▶ Task to carry out
Skip the pictures. Reproduce all other material exactly.

Excerpts from a figure dataset:
══════
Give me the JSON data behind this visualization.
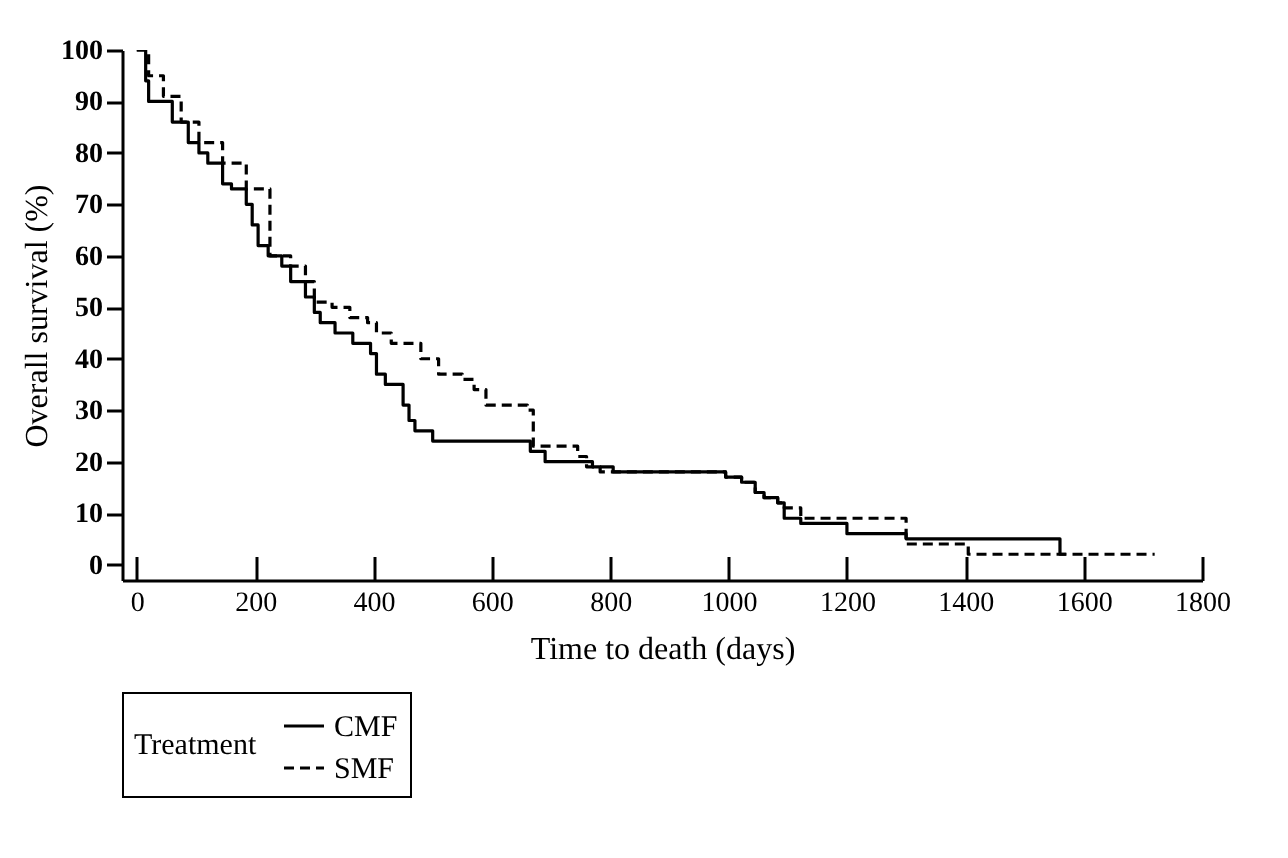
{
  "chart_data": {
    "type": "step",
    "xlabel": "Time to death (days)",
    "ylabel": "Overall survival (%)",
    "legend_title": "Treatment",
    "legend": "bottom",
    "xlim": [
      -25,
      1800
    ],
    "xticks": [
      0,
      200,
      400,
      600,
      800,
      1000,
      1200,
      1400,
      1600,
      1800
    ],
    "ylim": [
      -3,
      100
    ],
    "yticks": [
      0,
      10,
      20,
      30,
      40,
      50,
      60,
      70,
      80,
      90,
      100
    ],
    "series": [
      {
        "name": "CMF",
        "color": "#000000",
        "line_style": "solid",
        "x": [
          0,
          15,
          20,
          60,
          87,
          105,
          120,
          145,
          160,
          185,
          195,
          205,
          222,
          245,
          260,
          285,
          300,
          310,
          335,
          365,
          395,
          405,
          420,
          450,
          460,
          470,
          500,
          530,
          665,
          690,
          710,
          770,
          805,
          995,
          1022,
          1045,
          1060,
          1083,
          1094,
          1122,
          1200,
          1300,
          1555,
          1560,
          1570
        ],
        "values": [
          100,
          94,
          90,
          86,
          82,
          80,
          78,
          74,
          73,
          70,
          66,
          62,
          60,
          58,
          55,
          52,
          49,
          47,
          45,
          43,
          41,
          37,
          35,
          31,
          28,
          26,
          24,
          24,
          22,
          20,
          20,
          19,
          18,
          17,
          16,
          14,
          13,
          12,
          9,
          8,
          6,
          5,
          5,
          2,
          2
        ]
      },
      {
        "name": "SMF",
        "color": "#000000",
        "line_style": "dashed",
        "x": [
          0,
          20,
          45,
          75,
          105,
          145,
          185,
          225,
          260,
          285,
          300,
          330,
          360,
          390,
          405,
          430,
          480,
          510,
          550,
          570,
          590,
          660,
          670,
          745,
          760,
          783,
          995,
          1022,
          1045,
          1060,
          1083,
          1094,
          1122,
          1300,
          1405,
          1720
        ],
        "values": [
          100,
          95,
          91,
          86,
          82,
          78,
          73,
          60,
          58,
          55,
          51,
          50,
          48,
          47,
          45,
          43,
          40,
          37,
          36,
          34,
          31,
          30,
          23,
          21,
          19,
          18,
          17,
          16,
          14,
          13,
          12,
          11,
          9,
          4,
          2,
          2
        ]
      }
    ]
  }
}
══════
▶ Solution for this task
Give me the JSON data behind this visualization.
{
  "chart_data": {
    "type": "step",
    "xlabel": "Time to death (days)",
    "ylabel": "Overall survival (%)",
    "legend_title": "Treatment",
    "legend": "bottom",
    "xlim": [
      -25,
      1800
    ],
    "xticks": [
      0,
      200,
      400,
      600,
      800,
      1000,
      1200,
      1400,
      1600,
      1800
    ],
    "ylim": [
      -3,
      100
    ],
    "yticks": [
      0,
      10,
      20,
      30,
      40,
      50,
      60,
      70,
      80,
      90,
      100
    ],
    "series": [
      {
        "name": "CMF",
        "color": "#000000",
        "line_style": "solid",
        "x": [
          0,
          15,
          20,
          60,
          87,
          105,
          120,
          145,
          160,
          185,
          195,
          205,
          222,
          245,
          260,
          285,
          300,
          310,
          335,
          365,
          395,
          405,
          420,
          450,
          460,
          470,
          500,
          530,
          665,
          690,
          710,
          770,
          805,
          995,
          1022,
          1045,
          1060,
          1083,
          1094,
          1122,
          1200,
          1300,
          1555,
          1560,
          1570
        ],
        "values": [
          100,
          94,
          90,
          86,
          82,
          80,
          78,
          74,
          73,
          70,
          66,
          62,
          60,
          58,
          55,
          52,
          49,
          47,
          45,
          43,
          41,
          37,
          35,
          31,
          28,
          26,
          24,
          24,
          22,
          20,
          20,
          19,
          18,
          17,
          16,
          14,
          13,
          12,
          9,
          8,
          6,
          5,
          5,
          2,
          2
        ]
      },
      {
        "name": "SMF",
        "color": "#000000",
        "line_style": "dashed",
        "x": [
          0,
          20,
          45,
          75,
          105,
          145,
          185,
          225,
          260,
          285,
          300,
          330,
          360,
          390,
          405,
          430,
          480,
          510,
          550,
          570,
          590,
          660,
          670,
          745,
          760,
          783,
          995,
          1022,
          1045,
          1060,
          1083,
          1094,
          1122,
          1300,
          1405,
          1720
        ],
        "values": [
          100,
          95,
          91,
          86,
          82,
          78,
          73,
          60,
          58,
          55,
          51,
          50,
          48,
          47,
          45,
          43,
          40,
          37,
          36,
          34,
          31,
          30,
          23,
          21,
          19,
          18,
          17,
          16,
          14,
          13,
          12,
          11,
          9,
          4,
          2,
          2
        ]
      }
    ]
  }
}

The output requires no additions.